WRITTEN REQUEST: Every line below that mentions the word "JSON" should be copied out.

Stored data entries
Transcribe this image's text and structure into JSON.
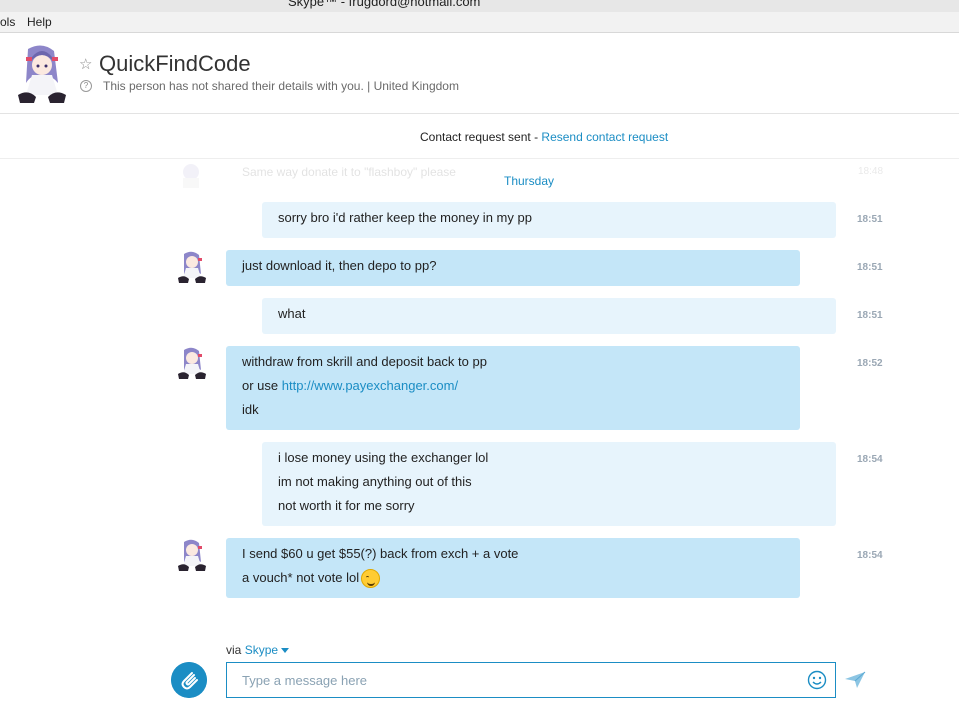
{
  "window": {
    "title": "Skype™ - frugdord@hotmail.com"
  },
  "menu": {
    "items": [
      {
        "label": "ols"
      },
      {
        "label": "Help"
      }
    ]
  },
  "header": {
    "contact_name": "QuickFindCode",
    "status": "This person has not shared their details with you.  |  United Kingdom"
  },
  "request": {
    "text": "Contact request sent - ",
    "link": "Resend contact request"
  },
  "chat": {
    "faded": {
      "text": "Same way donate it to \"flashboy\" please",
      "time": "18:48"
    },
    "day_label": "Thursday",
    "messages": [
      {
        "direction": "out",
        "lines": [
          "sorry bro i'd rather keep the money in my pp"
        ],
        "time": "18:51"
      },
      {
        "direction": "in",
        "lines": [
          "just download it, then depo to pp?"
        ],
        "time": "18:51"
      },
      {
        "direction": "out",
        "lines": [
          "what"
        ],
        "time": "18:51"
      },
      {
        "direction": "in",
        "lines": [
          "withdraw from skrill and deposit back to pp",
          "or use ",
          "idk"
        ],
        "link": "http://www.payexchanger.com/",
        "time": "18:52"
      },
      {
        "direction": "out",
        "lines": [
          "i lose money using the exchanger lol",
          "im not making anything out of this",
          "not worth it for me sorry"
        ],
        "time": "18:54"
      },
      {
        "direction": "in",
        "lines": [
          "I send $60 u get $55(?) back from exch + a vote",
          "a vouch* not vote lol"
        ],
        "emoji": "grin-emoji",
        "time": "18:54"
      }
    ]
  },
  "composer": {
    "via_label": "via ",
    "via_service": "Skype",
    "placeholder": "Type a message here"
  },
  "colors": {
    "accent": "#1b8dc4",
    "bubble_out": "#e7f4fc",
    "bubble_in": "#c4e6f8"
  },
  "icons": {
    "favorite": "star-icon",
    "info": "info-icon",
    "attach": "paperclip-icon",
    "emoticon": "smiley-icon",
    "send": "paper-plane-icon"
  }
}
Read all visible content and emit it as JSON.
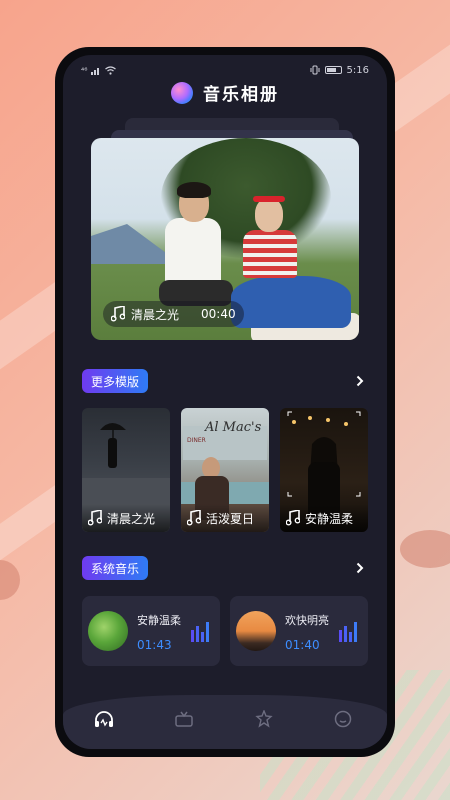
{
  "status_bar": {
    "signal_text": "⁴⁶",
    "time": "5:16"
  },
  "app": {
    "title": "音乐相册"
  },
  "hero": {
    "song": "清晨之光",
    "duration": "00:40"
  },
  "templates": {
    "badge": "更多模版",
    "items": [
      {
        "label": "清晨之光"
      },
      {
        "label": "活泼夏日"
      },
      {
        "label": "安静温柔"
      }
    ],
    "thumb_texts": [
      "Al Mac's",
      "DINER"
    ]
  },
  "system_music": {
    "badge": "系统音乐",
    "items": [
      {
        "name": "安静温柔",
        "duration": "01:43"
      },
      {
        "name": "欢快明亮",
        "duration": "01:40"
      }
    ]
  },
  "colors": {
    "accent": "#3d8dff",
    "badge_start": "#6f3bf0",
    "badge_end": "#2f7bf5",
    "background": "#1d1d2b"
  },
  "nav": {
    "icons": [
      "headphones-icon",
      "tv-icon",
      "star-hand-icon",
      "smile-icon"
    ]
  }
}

CORRECT RESPONSE:
Transcribe this image's text and structure into JSON.
Read all visible content and emit it as JSON.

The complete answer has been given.